**What you need to do**
Find every line below that contains the word "Shipping" and copy it out.

Start of Records shown

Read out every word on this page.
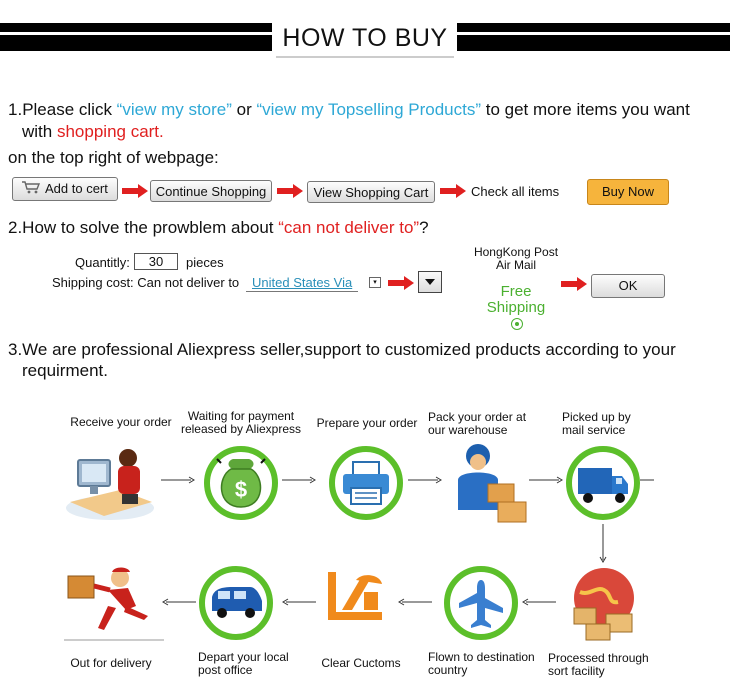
HOW TO BUY
1.Please click “view my store” or “view my Topselling Products” to get more items you want
with shopping cart.
on the top right of webpage:
Add to cert	Continue Shopping	View Shopping Cart	Check all items	Buy Now
2.How to solve the prowblem about “can not deliver to”?
Quantitly:	30	pieces
Shipping cost: Can not deliver to United States Via	▾
HongKong Post
Air Mail
Free
Shipping
OK
3.We are professional Aliexpress seller,support to customized products according to your
requirment.
Receive your order	Waiting for payment released by Aliexpress	Prepare your order Pack your order at our warehouse
Picked up by mail service
$
Out for delivery	Depart your local post office	Clear Cuctoms	Flown to destination country
Processed through sort facility
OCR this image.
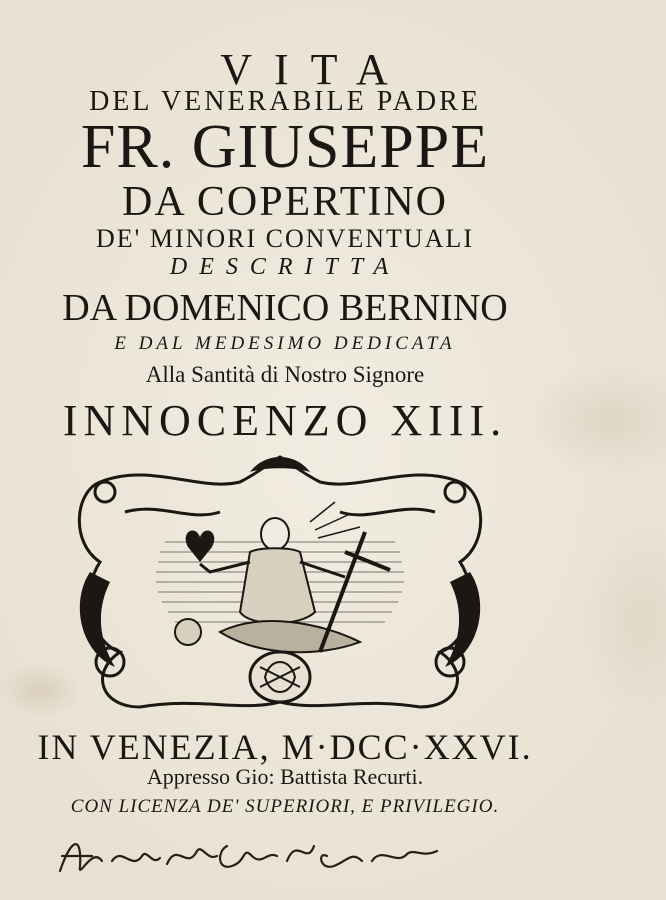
VITA
DEL VENERABILE PADRE
FR. GIUSEPPE
DA COPERTINO
DE' MINORI CONVENTUALI
DESCRITTA
DA DOMENICO BERNINO
E DAL MEDESIMO DEDICATA
Alla Santità di Nostro Signore
INNOCENZO XIII.
IN VENEZIA, M·DCC·XXVI.
Appresso Gio: Battista Recurti.
CON LICENZA DE' SUPERIORI, E PRIVILEGIO.
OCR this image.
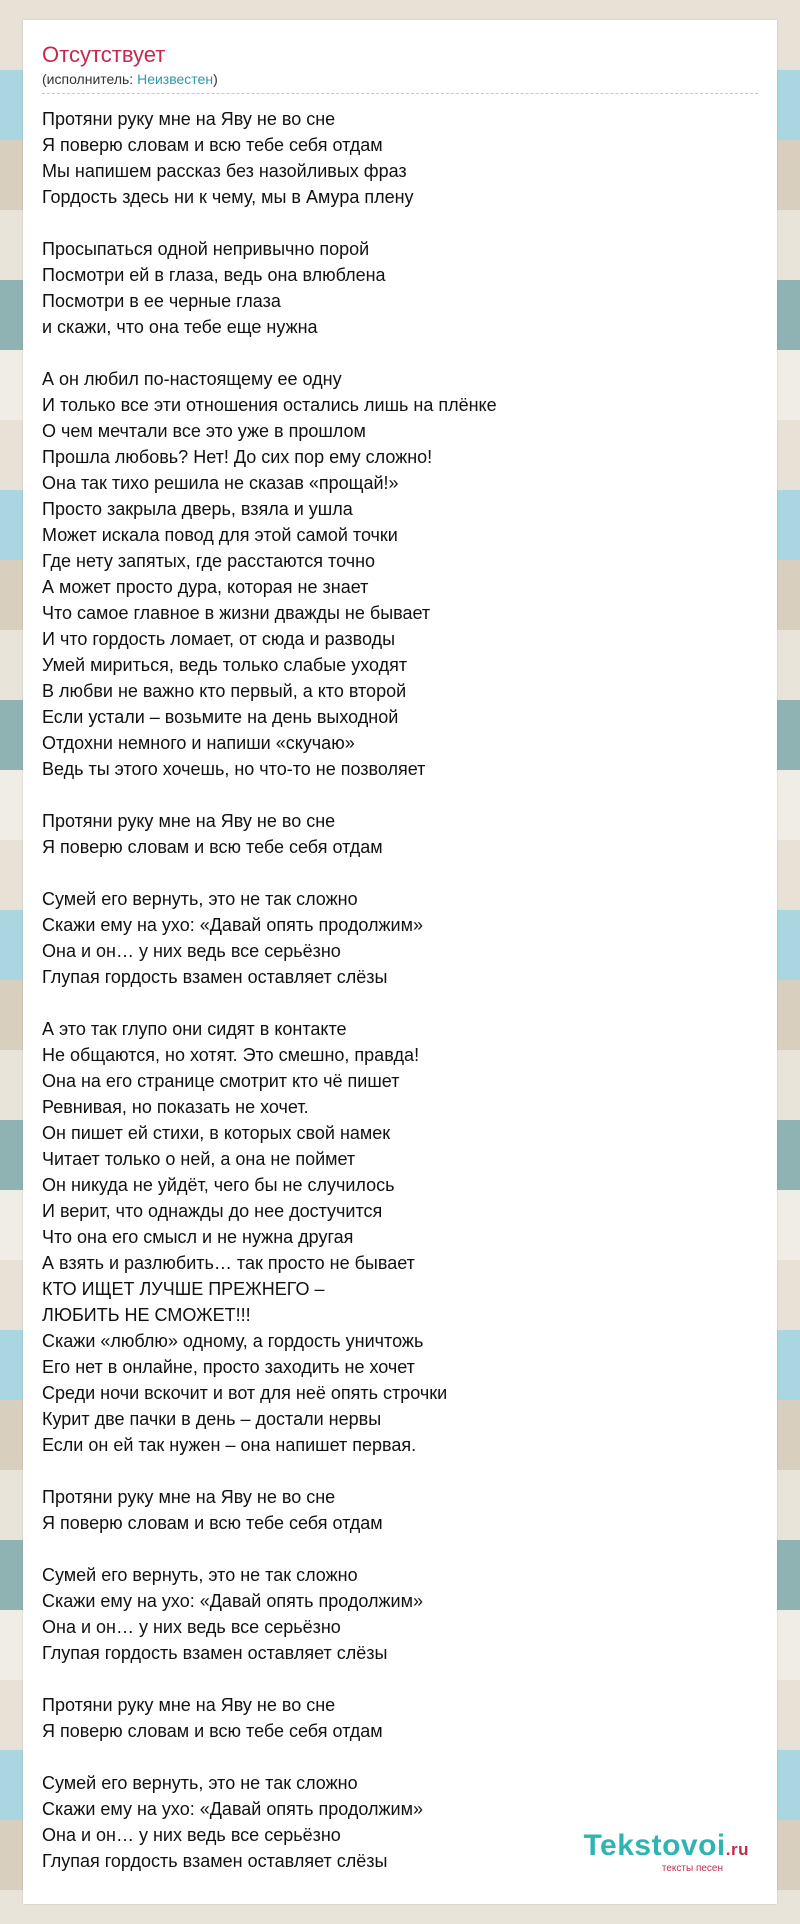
Отсутствует
(исполнитель: Неизвестен)
Протяни руку мне на Яву не во сне
Я поверю словам и всю тебе себя отдам
Мы напишем рассказ без назойливых фраз
Гордость здесь ни к чему, мы в Амура плену
Просыпаться одной непривычно порой
Посмотри ей в глаза, ведь она влюблена
Посмотри в ее черные глаза
и скажи, что она тебе еще нужна
А он любил по-настоящему ее одну
И только все эти отношения остались лишь на плёнке
О чем мечтали все это уже в прошлом
Прошла любовь? Нет! До сих пор ему сложно!
Она так тихо решила не сказав «прощай!»
Просто закрыла дверь, взяла и ушла
Может искала повод для этой самой точки
Где нету запятых, где расстаются точно
А может просто дура, которая не знает
Что самое главное в жизни дважды не бывает
И что гордость ломает, от сюда и разводы
Умей мириться, ведь только слабые уходят
В любви не важно кто первый, а кто второй
Если устали – возьмите на день выходной
Отдохни немного и напиши «скучаю»
Ведь ты этого хочешь, но что-то не позволяет
Протяни руку мне на Яву не во сне
Я поверю словам и всю тебе себя отдам
Сумей его вернуть, это не так сложно
Скажи ему на ухо: «Давай опять продолжим»
Она и он… у них ведь все серьёзно
Глупая гордость взамен оставляет слёзы
А это так глупо они сидят в контакте
Не общаются, но хотят. Это смешно, правда!
Она на его странице смотрит кто чё пишет
Ревнивая, но показать не хочет.
Он пишет ей стихи, в которых свой намек
Читает только о ней, а она не поймет
Он никуда не уйдёт, чего бы не случилось
И верит, что однажды до нее достучится
Что она его смысл и не нужна другая
А взять и разлюбить… так просто не бывает
КТО ИЩЕТ ЛУЧШЕ ПРЕЖНЕГО –
ЛЮБИТЬ НЕ СМОЖЕТ!!!
Скажи «люблю» одному, а гордость уничтожь
Его нет в онлайне, просто заходить не хочет
Среди ночи вскочит и вот для неё опять строчки
Курит две пачки в день – достали нервы
Если он ей так нужен – она напишет первая.
Протяни руку мне на Яву не во сне
Я поверю словам и всю тебе себя отдам
Сумей его вернуть, это не так сложно
Скажи ему на ухо: «Давай опять продолжим»
Она и он… у них ведь все серьёзно
Глупая гордость взамен оставляет слёзы
Протяни руку мне на Яву не во сне
Я поверю словам и всю тебе себя отдам
Сумей его вернуть, это не так сложно
Скажи ему на ухо: «Давай опять продолжим»
Она и он… у них ведь все серьёзно
Глупая гордость взамен оставляет слёзы	Tekstovoi.ru
тексты песен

End of Records shown

**Solution to this task**
Shipping cost: Can not deliver to United States Via	▾
Shipping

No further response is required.